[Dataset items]
::::
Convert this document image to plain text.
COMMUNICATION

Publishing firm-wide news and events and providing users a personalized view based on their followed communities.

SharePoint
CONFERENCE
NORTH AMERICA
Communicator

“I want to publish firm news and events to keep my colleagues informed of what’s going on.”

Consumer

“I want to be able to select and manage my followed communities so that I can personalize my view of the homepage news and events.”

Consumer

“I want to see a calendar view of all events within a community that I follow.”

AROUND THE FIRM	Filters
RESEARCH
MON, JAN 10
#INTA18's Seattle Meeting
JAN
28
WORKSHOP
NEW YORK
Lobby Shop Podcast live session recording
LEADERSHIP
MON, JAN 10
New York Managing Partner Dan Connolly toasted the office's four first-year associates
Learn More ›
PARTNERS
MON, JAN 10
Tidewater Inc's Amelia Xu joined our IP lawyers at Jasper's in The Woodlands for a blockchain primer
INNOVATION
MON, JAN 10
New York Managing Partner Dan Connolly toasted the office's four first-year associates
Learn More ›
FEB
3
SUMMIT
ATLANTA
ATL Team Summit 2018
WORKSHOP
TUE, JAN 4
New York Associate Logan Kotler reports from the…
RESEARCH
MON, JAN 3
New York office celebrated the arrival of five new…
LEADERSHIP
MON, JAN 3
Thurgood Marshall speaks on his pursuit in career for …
::::
◆ What to do: Reproduce each line of the material above precisely.

◆ Written response:
Convert this document image to plain text.
COMMUNICATION

Publishing firm-wide news and events and providing users a personalized view based on their followed communities.

SharePoint
CONFERENCE
NORTH AMERICA
Communicator

“I want to publish firm news and events to keep my colleagues informed of what’s going on.”

Consumer

“I want to be able to select and manage my followed communities so that I can personalize my view of the homepage news and events.”

Consumer

“I want to see a calendar view of all events within a community that I follow.”

AROUND THE FIRM	Filters
RESEARCH
MON, JAN 10
#INTA18's Seattle Meeting
JAN
28
WORKSHOP
NEW YORK
Lobby Shop Podcast live session recording
LEADERSHIP
MON, JAN 10
New York Managing Partner Dan Connolly toasted the office's four first-year associates
Learn More ›
PARTNERS
MON, JAN 10
Tidewater Inc's Amelia Xu joined our IP lawyers at Jasper's in The Woodlands for a blockchain primer
INNOVATION
MON, JAN 10
New York Managing Partner Dan Connolly toasted the office's four first-year associates
Learn More ›
FEB
3
SUMMIT
ATLANTA
ATL Team Summit 2018
WORKSHOP
TUE, JAN 4
New York Associate Logan Kotler reports from the…
RESEARCH
MON, JAN 3
New York office celebrated the arrival of five new…
LEADERSHIP
MON, JAN 3
Thurgood Marshall speaks on his pursuit in career for …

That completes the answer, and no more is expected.